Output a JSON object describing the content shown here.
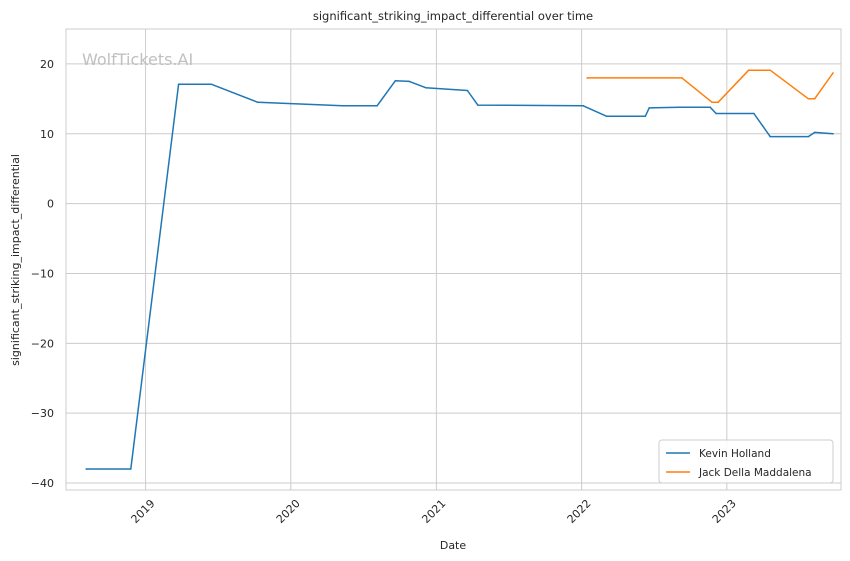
{
  "chart_data": {
    "type": "line",
    "title": "significant_striking_impact_differential over time",
    "xlabel": "Date",
    "ylabel": "significant_striking_impact_differential",
    "watermark": "WolfTickets.AI",
    "xlim": [
      "2018-06-15",
      "2023-10-15"
    ],
    "ylim": [
      -41,
      25
    ],
    "x_ticks": [
      "2019-01-01",
      "2020-01-01",
      "2021-01-01",
      "2022-01-01",
      "2023-01-01"
    ],
    "x_tick_labels": [
      "2019",
      "2020",
      "2021",
      "2022",
      "2023"
    ],
    "y_ticks": [
      20,
      10,
      0,
      -10,
      -20,
      -30,
      -40
    ],
    "y_tick_labels": [
      "20",
      "10",
      "0",
      "−10",
      "−20",
      "−30",
      "−40"
    ],
    "grid": true,
    "legend_position": "bottom-right",
    "series": [
      {
        "name": "Kevin Holland",
        "color": "#1f77b4",
        "points": [
          {
            "x": "2018-08-05",
            "y": -38
          },
          {
            "x": "2018-11-25",
            "y": -38
          },
          {
            "x": "2019-03-25",
            "y": 17.1
          },
          {
            "x": "2019-06-15",
            "y": 17.1
          },
          {
            "x": "2019-10-10",
            "y": 14.5
          },
          {
            "x": "2020-05-10",
            "y": 14.0
          },
          {
            "x": "2020-08-05",
            "y": 14.0
          },
          {
            "x": "2020-09-20",
            "y": 17.6
          },
          {
            "x": "2020-10-25",
            "y": 17.5
          },
          {
            "x": "2020-12-05",
            "y": 16.6
          },
          {
            "x": "2021-03-20",
            "y": 16.2
          },
          {
            "x": "2021-04-15",
            "y": 14.1
          },
          {
            "x": "2022-01-05",
            "y": 14.0
          },
          {
            "x": "2022-03-05",
            "y": 12.5
          },
          {
            "x": "2022-06-10",
            "y": 12.5
          },
          {
            "x": "2022-06-20",
            "y": 13.7
          },
          {
            "x": "2022-09-05",
            "y": 13.8
          },
          {
            "x": "2022-11-20",
            "y": 13.8
          },
          {
            "x": "2022-12-05",
            "y": 12.9
          },
          {
            "x": "2023-03-10",
            "y": 12.9
          },
          {
            "x": "2023-04-20",
            "y": 9.6
          },
          {
            "x": "2023-07-25",
            "y": 9.6
          },
          {
            "x": "2023-08-10",
            "y": 10.2
          },
          {
            "x": "2023-09-25",
            "y": 10.0
          }
        ]
      },
      {
        "name": "Jack Della Maddalena",
        "color": "#ff7f0e",
        "points": [
          {
            "x": "2022-01-15",
            "y": 18.0
          },
          {
            "x": "2022-09-10",
            "y": 18.0
          },
          {
            "x": "2022-11-25",
            "y": 14.5
          },
          {
            "x": "2022-12-10",
            "y": 14.5
          },
          {
            "x": "2023-02-25",
            "y": 19.1
          },
          {
            "x": "2023-04-20",
            "y": 19.1
          },
          {
            "x": "2023-07-25",
            "y": 15.0
          },
          {
            "x": "2023-08-10",
            "y": 15.0
          },
          {
            "x": "2023-09-25",
            "y": 18.7
          }
        ]
      }
    ]
  }
}
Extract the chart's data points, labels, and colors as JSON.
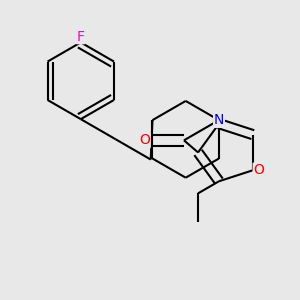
{
  "bg_color": "#e8e8e8",
  "bond_color": "#000000",
  "bond_width": 1.5,
  "atom_colors": {
    "F": "#ff00cc",
    "N": "#0000ff",
    "O": "#ff0000"
  },
  "font_size": 10
}
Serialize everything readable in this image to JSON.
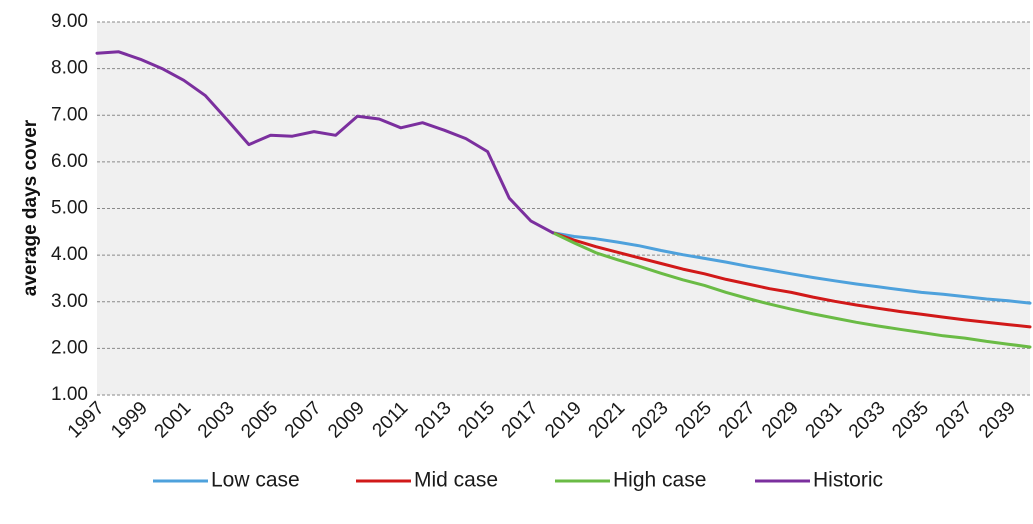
{
  "chart_data": {
    "type": "line",
    "title": "",
    "xlabel": "",
    "ylabel": "average days cover",
    "ylim": [
      1.0,
      9.0
    ],
    "yticks": [
      "1.00",
      "2.00",
      "3.00",
      "4.00",
      "5.00",
      "6.00",
      "7.00",
      "8.00",
      "9.00"
    ],
    "xlim": [
      1997,
      2040
    ],
    "xticks": [
      "1997",
      "1999",
      "2001",
      "2003",
      "2005",
      "2007",
      "2009",
      "2011",
      "2013",
      "2015",
      "2017",
      "2019",
      "2021",
      "2023",
      "2025",
      "2027",
      "2029",
      "2031",
      "2033",
      "2035",
      "2037",
      "2039"
    ],
    "grid": "horizontal dashed",
    "background": "#f0f0f0",
    "legend_position": "bottom",
    "series": [
      {
        "name": "Low case",
        "color": "#4ea1dc",
        "x": [
          2018,
          2019,
          2020,
          2021,
          2022,
          2023,
          2024,
          2025,
          2026,
          2027,
          2028,
          2029,
          2030,
          2031,
          2032,
          2033,
          2034,
          2035,
          2036,
          2037,
          2038,
          2039,
          2040
        ],
        "values": [
          4.48,
          4.4,
          4.35,
          4.28,
          4.2,
          4.1,
          4.01,
          3.93,
          3.85,
          3.76,
          3.68,
          3.6,
          3.52,
          3.45,
          3.38,
          3.32,
          3.26,
          3.2,
          3.16,
          3.11,
          3.06,
          3.02,
          2.97
        ]
      },
      {
        "name": "Mid case",
        "color": "#d11919",
        "x": [
          2018,
          2019,
          2020,
          2021,
          2022,
          2023,
          2024,
          2025,
          2026,
          2027,
          2028,
          2029,
          2030,
          2031,
          2032,
          2033,
          2034,
          2035,
          2036,
          2037,
          2038,
          2039,
          2040
        ],
        "values": [
          4.48,
          4.32,
          4.18,
          4.06,
          3.94,
          3.82,
          3.7,
          3.6,
          3.48,
          3.38,
          3.28,
          3.2,
          3.1,
          3.01,
          2.93,
          2.86,
          2.79,
          2.73,
          2.67,
          2.61,
          2.56,
          2.51,
          2.46
        ]
      },
      {
        "name": "High case",
        "color": "#6abb45",
        "x": [
          2018,
          2019,
          2020,
          2021,
          2022,
          2023,
          2024,
          2025,
          2026,
          2027,
          2028,
          2029,
          2030,
          2031,
          2032,
          2033,
          2034,
          2035,
          2036,
          2037,
          2038,
          2039,
          2040
        ],
        "values": [
          4.48,
          4.26,
          4.05,
          3.9,
          3.76,
          3.61,
          3.47,
          3.35,
          3.2,
          3.07,
          2.95,
          2.84,
          2.74,
          2.65,
          2.56,
          2.48,
          2.41,
          2.34,
          2.27,
          2.22,
          2.15,
          2.09,
          2.03
        ]
      },
      {
        "name": "Historic",
        "color": "#7b2f9e",
        "x": [
          1997,
          1998,
          1999,
          2000,
          2001,
          2002,
          2003,
          2004,
          2005,
          2006,
          2007,
          2008,
          2009,
          2010,
          2011,
          2012,
          2013,
          2014,
          2015,
          2016,
          2017,
          2018
        ],
        "values": [
          8.33,
          8.36,
          8.2,
          8.0,
          7.75,
          7.42,
          6.9,
          6.37,
          6.57,
          6.55,
          6.65,
          6.57,
          6.98,
          6.92,
          6.73,
          6.84,
          6.68,
          6.5,
          6.22,
          5.22,
          4.73,
          4.48
        ]
      }
    ]
  }
}
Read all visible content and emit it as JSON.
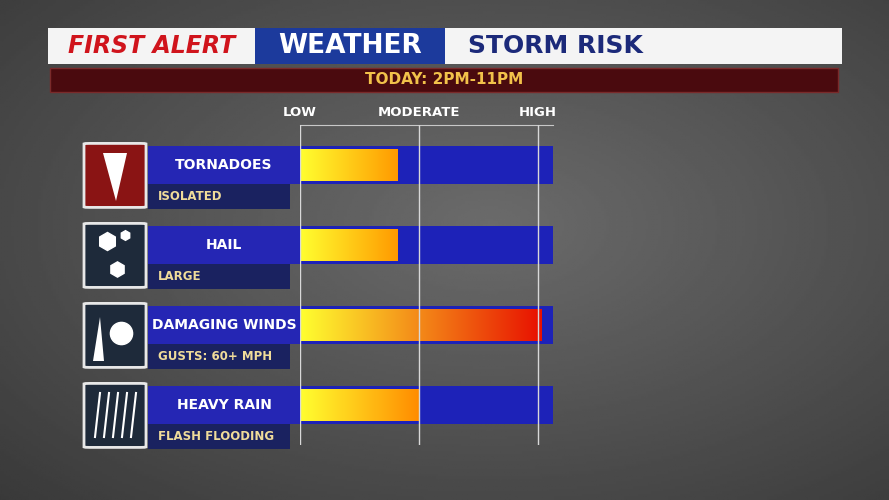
{
  "chart_data": {
    "type": "bar",
    "orientation": "horizontal",
    "brand": "FIRST ALERT",
    "section": "WEATHER",
    "title": "STORM RISK",
    "subtitle": "TODAY: 2PM-11PM",
    "categories": [
      "TORNADOES",
      "HAIL",
      "DAMAGING WINDS",
      "HEAVY RAIN"
    ],
    "annotations": [
      "ISOLATED",
      "LARGE",
      "GUSTS: 60+ MPH",
      "FLASH FLOODING"
    ],
    "values": [
      0.82,
      0.82,
      2.03,
      1
    ],
    "colors": [
      "#ff9a00",
      "#ff9a00",
      "#e81000",
      "#ff8c00"
    ],
    "xlim": [
      0,
      2.13
    ],
    "xticks": [
      {
        "value": 0,
        "label": "LOW"
      },
      {
        "value": 1,
        "label": "MODERATE"
      },
      {
        "value": 2,
        "label": "HIGH"
      }
    ],
    "grid": true
  }
}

▸ **DIRECTION**
Only the lines from the one that contains "Read all visible content and emit it as JSON." to the end of the records, inclusive, are to be quoted exactly, with pictures excluded.

▸ **TASK RESPONSE**
Read all visible content and emit it as JSON.
{
  "chart_data": {
    "type": "bar",
    "orientation": "horizontal",
    "brand": "FIRST ALERT",
    "section": "WEATHER",
    "title": "STORM RISK",
    "subtitle": "TODAY: 2PM-11PM",
    "categories": [
      "TORNADOES",
      "HAIL",
      "DAMAGING WINDS",
      "HEAVY RAIN"
    ],
    "annotations": [
      "ISOLATED",
      "LARGE",
      "GUSTS: 60+ MPH",
      "FLASH FLOODING"
    ],
    "values": [
      0.82,
      0.82,
      2.03,
      1
    ],
    "colors": [
      "#ff9a00",
      "#ff9a00",
      "#e81000",
      "#ff8c00"
    ],
    "xlim": [
      0,
      2.13
    ],
    "xticks": [
      {
        "value": 0,
        "label": "LOW"
      },
      {
        "value": 1,
        "label": "MODERATE"
      },
      {
        "value": 2,
        "label": "HIGH"
      }
    ],
    "grid": true
  }
}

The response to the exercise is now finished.